(A run of records)
***

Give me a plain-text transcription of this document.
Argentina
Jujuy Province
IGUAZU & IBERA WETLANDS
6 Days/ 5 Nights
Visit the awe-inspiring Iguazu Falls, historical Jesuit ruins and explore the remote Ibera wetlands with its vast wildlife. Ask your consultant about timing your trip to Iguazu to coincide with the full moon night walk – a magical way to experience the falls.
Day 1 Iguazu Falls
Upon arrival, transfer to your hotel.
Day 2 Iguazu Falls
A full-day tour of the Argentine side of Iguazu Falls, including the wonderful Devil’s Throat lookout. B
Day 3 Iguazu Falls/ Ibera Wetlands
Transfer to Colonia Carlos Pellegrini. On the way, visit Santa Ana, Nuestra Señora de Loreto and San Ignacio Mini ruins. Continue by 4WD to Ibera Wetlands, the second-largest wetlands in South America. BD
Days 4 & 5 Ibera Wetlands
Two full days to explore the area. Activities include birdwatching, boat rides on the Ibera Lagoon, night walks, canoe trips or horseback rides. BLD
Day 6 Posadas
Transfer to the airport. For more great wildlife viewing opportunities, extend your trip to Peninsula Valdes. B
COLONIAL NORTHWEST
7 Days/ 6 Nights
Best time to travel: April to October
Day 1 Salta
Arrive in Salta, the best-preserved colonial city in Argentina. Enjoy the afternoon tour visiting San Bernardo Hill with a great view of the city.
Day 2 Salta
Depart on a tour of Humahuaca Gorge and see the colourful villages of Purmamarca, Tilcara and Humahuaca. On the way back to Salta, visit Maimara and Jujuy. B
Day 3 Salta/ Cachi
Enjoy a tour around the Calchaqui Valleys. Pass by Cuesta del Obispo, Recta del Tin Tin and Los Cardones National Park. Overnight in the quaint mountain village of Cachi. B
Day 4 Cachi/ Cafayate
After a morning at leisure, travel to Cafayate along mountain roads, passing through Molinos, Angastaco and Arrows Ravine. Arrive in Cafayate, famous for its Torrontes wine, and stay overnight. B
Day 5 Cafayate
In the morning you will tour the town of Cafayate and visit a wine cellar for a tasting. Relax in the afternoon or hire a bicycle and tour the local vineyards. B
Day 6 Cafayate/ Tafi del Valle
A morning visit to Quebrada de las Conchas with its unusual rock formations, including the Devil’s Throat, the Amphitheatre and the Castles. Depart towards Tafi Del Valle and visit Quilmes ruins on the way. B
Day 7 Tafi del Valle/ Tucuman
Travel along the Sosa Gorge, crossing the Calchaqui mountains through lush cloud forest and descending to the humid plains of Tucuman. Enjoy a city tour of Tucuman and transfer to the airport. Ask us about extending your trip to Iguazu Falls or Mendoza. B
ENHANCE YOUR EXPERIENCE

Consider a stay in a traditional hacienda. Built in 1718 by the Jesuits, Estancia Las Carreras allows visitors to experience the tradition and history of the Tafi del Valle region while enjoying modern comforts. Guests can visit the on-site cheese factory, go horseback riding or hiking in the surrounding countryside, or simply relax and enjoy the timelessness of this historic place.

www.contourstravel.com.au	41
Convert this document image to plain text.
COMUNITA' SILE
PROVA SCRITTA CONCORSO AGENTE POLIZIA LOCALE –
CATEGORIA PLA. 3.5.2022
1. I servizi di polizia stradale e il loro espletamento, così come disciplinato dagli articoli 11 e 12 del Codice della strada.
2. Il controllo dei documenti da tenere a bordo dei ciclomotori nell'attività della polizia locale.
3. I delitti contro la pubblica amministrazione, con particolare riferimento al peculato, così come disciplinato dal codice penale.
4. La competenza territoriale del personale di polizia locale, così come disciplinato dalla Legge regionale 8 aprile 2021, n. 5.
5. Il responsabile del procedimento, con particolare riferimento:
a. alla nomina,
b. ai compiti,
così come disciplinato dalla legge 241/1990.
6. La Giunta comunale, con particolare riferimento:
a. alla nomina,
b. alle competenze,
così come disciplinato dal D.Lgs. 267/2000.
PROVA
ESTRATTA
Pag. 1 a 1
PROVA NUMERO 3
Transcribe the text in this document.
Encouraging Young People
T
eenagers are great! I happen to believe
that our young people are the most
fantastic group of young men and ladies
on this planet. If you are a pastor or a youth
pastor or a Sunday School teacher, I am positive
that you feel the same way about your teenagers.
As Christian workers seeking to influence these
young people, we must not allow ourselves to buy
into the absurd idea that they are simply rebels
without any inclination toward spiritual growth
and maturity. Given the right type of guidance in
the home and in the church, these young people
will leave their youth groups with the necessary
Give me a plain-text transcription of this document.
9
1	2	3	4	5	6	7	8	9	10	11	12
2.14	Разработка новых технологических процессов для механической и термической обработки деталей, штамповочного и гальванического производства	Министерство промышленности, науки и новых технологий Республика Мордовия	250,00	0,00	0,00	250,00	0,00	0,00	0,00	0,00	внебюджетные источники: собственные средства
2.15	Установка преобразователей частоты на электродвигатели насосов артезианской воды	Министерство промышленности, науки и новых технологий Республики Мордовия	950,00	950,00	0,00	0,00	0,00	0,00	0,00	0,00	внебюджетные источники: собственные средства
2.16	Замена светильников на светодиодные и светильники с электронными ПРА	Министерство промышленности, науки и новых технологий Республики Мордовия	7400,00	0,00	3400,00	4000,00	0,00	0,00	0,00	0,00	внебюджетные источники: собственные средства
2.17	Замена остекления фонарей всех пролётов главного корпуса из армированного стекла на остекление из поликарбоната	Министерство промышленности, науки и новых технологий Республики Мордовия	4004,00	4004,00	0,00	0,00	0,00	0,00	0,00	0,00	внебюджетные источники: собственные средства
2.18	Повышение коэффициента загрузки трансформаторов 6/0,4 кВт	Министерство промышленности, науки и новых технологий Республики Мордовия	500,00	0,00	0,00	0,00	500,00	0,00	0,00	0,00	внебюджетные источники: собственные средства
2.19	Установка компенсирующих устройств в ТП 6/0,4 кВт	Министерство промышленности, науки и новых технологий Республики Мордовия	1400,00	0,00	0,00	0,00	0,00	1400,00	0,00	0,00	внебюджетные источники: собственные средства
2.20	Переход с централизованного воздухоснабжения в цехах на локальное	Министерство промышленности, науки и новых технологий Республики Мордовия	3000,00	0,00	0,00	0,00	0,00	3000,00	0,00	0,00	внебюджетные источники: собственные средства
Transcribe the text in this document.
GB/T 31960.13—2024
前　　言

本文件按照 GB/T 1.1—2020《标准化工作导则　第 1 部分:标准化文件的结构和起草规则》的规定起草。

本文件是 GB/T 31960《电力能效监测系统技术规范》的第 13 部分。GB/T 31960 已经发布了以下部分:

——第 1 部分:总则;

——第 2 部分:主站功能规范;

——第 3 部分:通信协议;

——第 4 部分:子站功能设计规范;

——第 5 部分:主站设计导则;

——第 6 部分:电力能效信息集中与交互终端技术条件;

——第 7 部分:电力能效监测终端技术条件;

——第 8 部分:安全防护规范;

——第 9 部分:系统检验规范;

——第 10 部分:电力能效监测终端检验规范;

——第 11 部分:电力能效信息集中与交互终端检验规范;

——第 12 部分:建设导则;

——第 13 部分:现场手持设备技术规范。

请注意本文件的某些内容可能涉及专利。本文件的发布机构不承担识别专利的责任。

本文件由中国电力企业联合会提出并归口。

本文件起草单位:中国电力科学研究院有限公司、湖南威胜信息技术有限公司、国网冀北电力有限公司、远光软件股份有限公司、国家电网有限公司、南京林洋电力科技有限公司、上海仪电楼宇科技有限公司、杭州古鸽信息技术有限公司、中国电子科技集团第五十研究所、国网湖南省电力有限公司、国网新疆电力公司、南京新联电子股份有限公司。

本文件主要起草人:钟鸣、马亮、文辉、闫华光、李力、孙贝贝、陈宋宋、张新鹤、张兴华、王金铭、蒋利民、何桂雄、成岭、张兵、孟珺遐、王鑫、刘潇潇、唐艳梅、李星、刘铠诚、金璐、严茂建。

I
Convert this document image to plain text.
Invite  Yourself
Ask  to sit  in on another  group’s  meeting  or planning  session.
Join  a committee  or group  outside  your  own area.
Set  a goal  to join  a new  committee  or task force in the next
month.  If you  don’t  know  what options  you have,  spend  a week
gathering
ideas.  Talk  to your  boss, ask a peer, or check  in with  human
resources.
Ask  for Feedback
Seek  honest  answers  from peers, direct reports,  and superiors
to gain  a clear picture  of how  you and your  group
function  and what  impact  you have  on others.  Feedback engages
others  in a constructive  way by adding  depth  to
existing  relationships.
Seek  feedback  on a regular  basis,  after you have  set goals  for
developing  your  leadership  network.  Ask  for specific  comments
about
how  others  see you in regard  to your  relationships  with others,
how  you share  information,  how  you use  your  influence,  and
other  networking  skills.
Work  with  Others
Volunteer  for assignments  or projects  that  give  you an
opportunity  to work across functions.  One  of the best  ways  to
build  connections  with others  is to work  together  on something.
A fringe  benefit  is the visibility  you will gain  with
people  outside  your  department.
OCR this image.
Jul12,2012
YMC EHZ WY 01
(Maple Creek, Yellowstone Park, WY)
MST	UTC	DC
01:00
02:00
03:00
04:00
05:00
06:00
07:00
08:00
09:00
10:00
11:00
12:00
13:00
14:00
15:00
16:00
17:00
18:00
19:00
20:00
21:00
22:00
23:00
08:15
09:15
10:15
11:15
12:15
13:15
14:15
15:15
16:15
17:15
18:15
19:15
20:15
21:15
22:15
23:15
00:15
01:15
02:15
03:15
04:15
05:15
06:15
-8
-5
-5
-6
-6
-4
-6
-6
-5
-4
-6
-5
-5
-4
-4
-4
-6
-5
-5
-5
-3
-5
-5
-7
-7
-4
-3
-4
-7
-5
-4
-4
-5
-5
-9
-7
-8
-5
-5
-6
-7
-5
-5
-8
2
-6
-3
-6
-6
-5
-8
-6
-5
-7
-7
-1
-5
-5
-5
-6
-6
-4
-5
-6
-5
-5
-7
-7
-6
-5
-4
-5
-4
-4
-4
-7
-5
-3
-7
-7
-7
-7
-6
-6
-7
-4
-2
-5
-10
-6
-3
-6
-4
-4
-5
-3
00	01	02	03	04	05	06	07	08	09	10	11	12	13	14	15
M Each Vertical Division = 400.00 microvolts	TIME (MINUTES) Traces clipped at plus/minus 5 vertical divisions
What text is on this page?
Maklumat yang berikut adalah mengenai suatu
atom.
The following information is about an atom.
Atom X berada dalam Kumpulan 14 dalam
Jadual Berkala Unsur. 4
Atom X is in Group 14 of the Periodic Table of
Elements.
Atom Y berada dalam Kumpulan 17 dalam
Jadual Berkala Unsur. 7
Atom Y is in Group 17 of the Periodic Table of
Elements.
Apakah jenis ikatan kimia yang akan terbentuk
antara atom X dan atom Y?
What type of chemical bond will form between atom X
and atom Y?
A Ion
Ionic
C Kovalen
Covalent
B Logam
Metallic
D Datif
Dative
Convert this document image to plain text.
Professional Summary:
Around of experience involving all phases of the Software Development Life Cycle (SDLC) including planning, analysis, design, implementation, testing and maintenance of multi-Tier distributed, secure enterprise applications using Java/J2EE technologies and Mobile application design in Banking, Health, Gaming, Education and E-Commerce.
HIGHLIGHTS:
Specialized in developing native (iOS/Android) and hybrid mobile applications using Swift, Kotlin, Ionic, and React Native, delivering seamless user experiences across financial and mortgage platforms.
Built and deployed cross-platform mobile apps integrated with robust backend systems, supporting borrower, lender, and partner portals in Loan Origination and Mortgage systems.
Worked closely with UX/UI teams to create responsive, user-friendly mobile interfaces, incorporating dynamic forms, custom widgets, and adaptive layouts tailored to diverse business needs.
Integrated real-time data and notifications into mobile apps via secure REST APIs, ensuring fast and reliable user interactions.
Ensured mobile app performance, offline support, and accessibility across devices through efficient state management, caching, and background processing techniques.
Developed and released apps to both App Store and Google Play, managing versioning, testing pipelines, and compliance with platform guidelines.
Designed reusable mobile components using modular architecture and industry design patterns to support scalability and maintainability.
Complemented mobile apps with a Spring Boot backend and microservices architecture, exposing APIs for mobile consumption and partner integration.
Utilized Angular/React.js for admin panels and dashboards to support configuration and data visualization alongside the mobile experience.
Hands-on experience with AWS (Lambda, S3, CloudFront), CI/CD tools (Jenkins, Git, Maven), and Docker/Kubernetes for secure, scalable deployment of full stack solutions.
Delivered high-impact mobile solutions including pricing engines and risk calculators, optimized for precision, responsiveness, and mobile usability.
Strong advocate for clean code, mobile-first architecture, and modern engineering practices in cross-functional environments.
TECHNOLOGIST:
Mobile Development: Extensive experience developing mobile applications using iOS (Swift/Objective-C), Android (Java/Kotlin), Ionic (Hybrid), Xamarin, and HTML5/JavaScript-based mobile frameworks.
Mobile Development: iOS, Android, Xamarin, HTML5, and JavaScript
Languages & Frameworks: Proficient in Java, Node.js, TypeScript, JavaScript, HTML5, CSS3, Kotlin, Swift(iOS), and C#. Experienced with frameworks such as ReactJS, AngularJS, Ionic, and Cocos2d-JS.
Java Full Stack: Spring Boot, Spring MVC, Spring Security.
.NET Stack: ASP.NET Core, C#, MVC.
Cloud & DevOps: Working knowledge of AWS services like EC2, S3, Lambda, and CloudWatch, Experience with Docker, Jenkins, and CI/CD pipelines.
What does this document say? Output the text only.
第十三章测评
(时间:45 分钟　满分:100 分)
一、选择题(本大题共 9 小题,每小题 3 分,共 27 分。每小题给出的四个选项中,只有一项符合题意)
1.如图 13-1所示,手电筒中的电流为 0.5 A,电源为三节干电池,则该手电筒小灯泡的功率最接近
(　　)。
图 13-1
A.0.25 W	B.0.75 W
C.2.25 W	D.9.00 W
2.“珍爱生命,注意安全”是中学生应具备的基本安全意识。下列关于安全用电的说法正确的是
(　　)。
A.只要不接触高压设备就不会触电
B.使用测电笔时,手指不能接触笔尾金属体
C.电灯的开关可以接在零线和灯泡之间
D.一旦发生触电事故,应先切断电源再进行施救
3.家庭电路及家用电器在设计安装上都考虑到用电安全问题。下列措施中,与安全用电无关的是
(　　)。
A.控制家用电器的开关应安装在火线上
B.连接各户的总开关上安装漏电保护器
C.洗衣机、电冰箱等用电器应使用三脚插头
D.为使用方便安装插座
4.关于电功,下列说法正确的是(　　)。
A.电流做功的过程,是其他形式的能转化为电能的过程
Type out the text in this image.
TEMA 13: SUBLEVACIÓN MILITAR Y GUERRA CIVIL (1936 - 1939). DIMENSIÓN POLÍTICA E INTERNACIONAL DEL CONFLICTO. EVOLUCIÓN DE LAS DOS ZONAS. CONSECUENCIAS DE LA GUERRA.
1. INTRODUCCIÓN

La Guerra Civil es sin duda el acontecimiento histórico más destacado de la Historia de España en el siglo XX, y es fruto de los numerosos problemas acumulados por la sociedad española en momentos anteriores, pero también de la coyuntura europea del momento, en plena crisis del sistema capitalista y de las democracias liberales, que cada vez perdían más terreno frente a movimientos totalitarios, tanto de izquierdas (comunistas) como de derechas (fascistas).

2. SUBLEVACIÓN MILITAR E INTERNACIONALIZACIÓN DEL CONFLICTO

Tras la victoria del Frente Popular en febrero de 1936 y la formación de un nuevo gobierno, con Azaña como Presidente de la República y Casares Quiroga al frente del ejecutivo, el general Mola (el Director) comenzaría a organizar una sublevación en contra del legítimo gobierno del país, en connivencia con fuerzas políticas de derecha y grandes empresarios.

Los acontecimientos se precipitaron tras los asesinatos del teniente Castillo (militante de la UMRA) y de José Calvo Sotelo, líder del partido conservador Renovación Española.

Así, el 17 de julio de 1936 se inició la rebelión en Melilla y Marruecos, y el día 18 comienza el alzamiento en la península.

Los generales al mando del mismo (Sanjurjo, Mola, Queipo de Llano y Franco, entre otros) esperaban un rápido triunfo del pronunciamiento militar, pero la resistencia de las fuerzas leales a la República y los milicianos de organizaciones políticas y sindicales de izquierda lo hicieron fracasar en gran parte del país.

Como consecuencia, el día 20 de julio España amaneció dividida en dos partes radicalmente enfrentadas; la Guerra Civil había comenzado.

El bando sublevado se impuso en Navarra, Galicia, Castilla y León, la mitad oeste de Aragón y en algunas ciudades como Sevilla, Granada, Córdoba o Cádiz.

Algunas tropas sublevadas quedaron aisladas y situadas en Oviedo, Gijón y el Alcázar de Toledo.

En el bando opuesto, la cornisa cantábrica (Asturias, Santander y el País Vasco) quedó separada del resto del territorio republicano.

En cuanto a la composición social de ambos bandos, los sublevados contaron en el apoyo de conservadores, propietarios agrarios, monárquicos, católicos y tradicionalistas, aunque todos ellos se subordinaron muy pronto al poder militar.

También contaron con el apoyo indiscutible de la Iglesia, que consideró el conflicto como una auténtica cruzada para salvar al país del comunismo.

***

Find each line with the string "Table" and copy it out.

OUTPUT OF THE TASK ->
Atom X is in Group 14 of the Periodic Table of
Atom Y is in Group 17 of the Periodic Table of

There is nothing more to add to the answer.